=== SET TASK ===
Write out the whole listing exactly as it stands.

=== DATA SUPPLIED ===

________________________

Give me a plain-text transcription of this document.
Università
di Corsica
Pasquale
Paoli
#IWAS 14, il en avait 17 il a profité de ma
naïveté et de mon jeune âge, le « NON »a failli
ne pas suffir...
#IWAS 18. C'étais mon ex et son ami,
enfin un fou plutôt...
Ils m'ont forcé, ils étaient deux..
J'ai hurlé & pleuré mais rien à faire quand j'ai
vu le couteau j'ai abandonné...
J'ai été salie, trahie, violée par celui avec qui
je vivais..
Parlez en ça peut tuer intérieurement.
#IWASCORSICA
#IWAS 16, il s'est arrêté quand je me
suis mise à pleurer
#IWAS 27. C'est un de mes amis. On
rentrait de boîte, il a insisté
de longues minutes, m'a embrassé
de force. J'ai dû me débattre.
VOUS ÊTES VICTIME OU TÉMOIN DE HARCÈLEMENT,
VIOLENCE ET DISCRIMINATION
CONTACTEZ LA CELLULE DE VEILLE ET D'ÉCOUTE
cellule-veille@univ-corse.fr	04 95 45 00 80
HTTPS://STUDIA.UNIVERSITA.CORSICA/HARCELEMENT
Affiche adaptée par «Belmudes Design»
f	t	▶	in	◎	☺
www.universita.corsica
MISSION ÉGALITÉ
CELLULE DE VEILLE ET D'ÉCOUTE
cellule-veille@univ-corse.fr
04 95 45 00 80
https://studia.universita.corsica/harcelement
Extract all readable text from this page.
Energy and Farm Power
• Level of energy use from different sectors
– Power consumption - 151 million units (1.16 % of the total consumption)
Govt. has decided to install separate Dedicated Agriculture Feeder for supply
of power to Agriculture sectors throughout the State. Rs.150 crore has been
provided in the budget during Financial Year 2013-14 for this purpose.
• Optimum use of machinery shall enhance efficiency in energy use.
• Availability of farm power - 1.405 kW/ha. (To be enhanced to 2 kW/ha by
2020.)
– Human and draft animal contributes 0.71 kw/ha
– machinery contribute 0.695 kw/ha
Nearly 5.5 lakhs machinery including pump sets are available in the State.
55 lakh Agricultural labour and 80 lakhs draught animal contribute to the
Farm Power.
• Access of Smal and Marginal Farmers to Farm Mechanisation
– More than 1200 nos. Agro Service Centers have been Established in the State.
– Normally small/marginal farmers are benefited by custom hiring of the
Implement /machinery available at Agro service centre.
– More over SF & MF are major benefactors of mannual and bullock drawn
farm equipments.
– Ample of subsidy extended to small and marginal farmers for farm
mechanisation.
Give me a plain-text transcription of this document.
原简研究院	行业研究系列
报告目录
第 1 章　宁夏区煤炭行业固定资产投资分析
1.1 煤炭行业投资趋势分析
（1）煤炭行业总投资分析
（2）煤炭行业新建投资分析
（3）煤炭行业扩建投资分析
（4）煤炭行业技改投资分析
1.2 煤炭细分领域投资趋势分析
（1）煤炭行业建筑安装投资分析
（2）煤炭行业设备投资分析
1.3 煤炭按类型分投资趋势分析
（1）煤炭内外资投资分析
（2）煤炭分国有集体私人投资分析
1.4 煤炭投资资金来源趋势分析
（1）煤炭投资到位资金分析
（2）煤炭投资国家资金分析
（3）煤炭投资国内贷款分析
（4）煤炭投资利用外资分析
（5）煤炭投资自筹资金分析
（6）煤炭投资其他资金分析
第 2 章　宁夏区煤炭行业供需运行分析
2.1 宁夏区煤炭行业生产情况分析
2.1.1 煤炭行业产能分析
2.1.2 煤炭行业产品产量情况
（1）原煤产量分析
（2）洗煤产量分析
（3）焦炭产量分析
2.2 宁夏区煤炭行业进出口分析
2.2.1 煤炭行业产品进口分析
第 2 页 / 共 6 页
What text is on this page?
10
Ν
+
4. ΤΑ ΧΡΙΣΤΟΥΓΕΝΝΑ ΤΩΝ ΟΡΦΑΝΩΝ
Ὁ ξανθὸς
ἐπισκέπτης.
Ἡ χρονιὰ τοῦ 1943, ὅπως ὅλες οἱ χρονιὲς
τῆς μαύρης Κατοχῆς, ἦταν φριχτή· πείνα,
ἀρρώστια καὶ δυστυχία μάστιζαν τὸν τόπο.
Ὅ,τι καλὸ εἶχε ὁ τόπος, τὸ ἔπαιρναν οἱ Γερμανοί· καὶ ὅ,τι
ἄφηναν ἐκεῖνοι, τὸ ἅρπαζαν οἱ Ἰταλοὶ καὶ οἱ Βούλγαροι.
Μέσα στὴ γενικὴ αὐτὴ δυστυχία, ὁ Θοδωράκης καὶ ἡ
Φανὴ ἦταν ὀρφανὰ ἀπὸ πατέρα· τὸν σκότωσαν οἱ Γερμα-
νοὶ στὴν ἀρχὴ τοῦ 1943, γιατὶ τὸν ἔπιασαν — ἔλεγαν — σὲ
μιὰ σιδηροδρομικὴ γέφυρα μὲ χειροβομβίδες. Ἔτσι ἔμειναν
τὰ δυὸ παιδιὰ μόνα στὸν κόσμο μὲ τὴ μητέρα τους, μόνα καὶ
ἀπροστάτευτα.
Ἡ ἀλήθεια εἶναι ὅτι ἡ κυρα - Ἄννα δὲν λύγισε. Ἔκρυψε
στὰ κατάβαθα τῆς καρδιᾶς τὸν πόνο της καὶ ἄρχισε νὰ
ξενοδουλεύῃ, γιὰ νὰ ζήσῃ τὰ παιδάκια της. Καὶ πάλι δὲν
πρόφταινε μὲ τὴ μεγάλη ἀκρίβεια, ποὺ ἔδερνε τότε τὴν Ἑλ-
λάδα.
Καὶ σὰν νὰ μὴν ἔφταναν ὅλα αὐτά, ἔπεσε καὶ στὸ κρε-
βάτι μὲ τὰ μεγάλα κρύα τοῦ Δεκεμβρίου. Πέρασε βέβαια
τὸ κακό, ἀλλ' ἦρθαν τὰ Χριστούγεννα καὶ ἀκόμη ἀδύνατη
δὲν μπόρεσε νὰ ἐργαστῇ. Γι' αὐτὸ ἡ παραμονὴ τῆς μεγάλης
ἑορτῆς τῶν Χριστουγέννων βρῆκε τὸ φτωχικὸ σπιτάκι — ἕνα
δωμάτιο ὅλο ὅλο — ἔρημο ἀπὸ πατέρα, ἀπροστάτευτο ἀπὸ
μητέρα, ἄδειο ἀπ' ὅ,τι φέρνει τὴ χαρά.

________________________

=== RESULT OF THE TASK ===
Give me a plain-text transcription of this document.
Università
di Corsica
Pasquale
Paoli
#IWAS 14, il en avait 17 il a profité de ma
naïveté et de mon jeune âge, le « NON »a failli
ne pas suffir...
#IWAS 18. C'étais mon ex et son ami,
enfin un fou plutôt...
Ils m'ont forcé, ils étaient deux..
J'ai hurlé & pleuré mais rien à faire quand j'ai
vu le couteau j'ai abandonné...
J'ai été salie, trahie, violée par celui avec qui
je vivais..
Parlez en ça peut tuer intérieurement.
#IWASCORSICA
#IWAS 16, il s'est arrêté quand je me
suis mise à pleurer
#IWAS 27. C'est un de mes amis. On
rentrait de boîte, il a insisté
de longues minutes, m'a embrassé
de force. J'ai dû me débattre.
VOUS ÊTES VICTIME OU TÉMOIN DE HARCÈLEMENT,
VIOLENCE ET DISCRIMINATION
CONTACTEZ LA CELLULE DE VEILLE ET D'ÉCOUTE
cellule-veille@univ-corse.fr	04 95 45 00 80
HTTPS://STUDIA.UNIVERSITA.CORSICA/HARCELEMENT
Affiche adaptée par «Belmudes Design»
f	t	▶	in	◎	☺
www.universita.corsica
MISSION ÉGALITÉ
CELLULE DE VEILLE ET D'ÉCOUTE
cellule-veille@univ-corse.fr
04 95 45 00 80
https://studia.universita.corsica/harcelement
Extract all readable text from this page.
Energy and Farm Power
• Level of energy use from different sectors
– Power consumption - 151 million units (1.16 % of the total consumption)
Govt. has decided to install separate Dedicated Agriculture Feeder for supply
of power to Agriculture sectors throughout the State. Rs.150 crore has been
provided in the budget during Financial Year 2013-14 for this purpose.
• Optimum use of machinery shall enhance efficiency in energy use.
• Availability of farm power - 1.405 kW/ha. (To be enhanced to 2 kW/ha by
2020.)
– Human and draft animal contributes 0.71 kw/ha
– machinery contribute 0.695 kw/ha
Nearly 5.5 lakhs machinery including pump sets are available in the State.
55 lakh Agricultural labour and 80 lakhs draught animal contribute to the
Farm Power.
• Access of Smal and Marginal Farmers to Farm Mechanisation
– More than 1200 nos. Agro Service Centers have been Established in the State.
– Normally small/marginal farmers are benefited by custom hiring of the
Implement /machinery available at Agro service centre.
– More over SF & MF are major benefactors of mannual and bullock drawn
farm equipments.
– Ample of subsidy extended to small and marginal farmers for farm
mechanisation.
Give me a plain-text transcription of this document.
原简研究院	行业研究系列
报告目录
第 1 章　宁夏区煤炭行业固定资产投资分析
1.1 煤炭行业投资趋势分析
（1）煤炭行业总投资分析
（2）煤炭行业新建投资分析
（3）煤炭行业扩建投资分析
（4）煤炭行业技改投资分析
1.2 煤炭细分领域投资趋势分析
（1）煤炭行业建筑安装投资分析
（2）煤炭行业设备投资分析
1.3 煤炭按类型分投资趋势分析
（1）煤炭内外资投资分析
（2）煤炭分国有集体私人投资分析
1.4 煤炭投资资金来源趋势分析
（1）煤炭投资到位资金分析
（2）煤炭投资国家资金分析
（3）煤炭投资国内贷款分析
（4）煤炭投资利用外资分析
（5）煤炭投资自筹资金分析
（6）煤炭投资其他资金分析
第 2 章　宁夏区煤炭行业供需运行分析
2.1 宁夏区煤炭行业生产情况分析
2.1.1 煤炭行业产能分析
2.1.2 煤炭行业产品产量情况
（1）原煤产量分析
（2）洗煤产量分析
（3）焦炭产量分析
2.2 宁夏区煤炭行业进出口分析
2.2.1 煤炭行业产品进口分析
第 2 页 / 共 6 页
What text is on this page?
10
Ν
+
4. ΤΑ ΧΡΙΣΤΟΥΓΕΝΝΑ ΤΩΝ ΟΡΦΑΝΩΝ
Ὁ ξανθὸς
ἐπισκέπτης.
Ἡ χρονιὰ τοῦ 1943, ὅπως ὅλες οἱ χρονιὲς
τῆς μαύρης Κατοχῆς, ἦταν φριχτή· πείνα,
ἀρρώστια καὶ δυστυχία μάστιζαν τὸν τόπο.
Ὅ,τι καλὸ εἶχε ὁ τόπος, τὸ ἔπαιρναν οἱ Γερμανοί· καὶ ὅ,τι
ἄφηναν ἐκεῖνοι, τὸ ἅρπαζαν οἱ Ἰταλοὶ καὶ οἱ Βούλγαροι.
Μέσα στὴ γενικὴ αὐτὴ δυστυχία, ὁ Θοδωράκης καὶ ἡ
Φανὴ ἦταν ὀρφανὰ ἀπὸ πατέρα· τὸν σκότωσαν οἱ Γερμα-
νοὶ στὴν ἀρχὴ τοῦ 1943, γιατὶ τὸν ἔπιασαν — ἔλεγαν — σὲ
μιὰ σιδηροδρομικὴ γέφυρα μὲ χειροβομβίδες. Ἔτσι ἔμειναν
τὰ δυὸ παιδιὰ μόνα στὸν κόσμο μὲ τὴ μητέρα τους, μόνα καὶ
ἀπροστάτευτα.
Ἡ ἀλήθεια εἶναι ὅτι ἡ κυρα - Ἄννα δὲν λύγισε. Ἔκρυψε
στὰ κατάβαθα τῆς καρδιᾶς τὸν πόνο της καὶ ἄρχισε νὰ
ξενοδουλεύῃ, γιὰ νὰ ζήσῃ τὰ παιδάκια της. Καὶ πάλι δὲν
πρόφταινε μὲ τὴ μεγάλη ἀκρίβεια, ποὺ ἔδερνε τότε τὴν Ἑλ-
λάδα.
Καὶ σὰν νὰ μὴν ἔφταναν ὅλα αὐτά, ἔπεσε καὶ στὸ κρε-
βάτι μὲ τὰ μεγάλα κρύα τοῦ Δεκεμβρίου. Πέρασε βέβαια
τὸ κακό, ἀλλ' ἦρθαν τὰ Χριστούγεννα καὶ ἀκόμη ἀδύνατη
δὲν μπόρεσε νὰ ἐργαστῇ. Γι' αὐτὸ ἡ παραμονὴ τῆς μεγάλης
ἑορτῆς τῶν Χριστουγέννων βρῆκε τὸ φτωχικὸ σπιτάκι — ἕνα
δωμάτιο ὅλο ὅλο — ἔρημο ἀπὸ πατέρα, ἀπροστάτευτο ἀπὸ
μητέρα, ἄδειο ἀπ' ὅ,τι φέρνει τὴ χαρά.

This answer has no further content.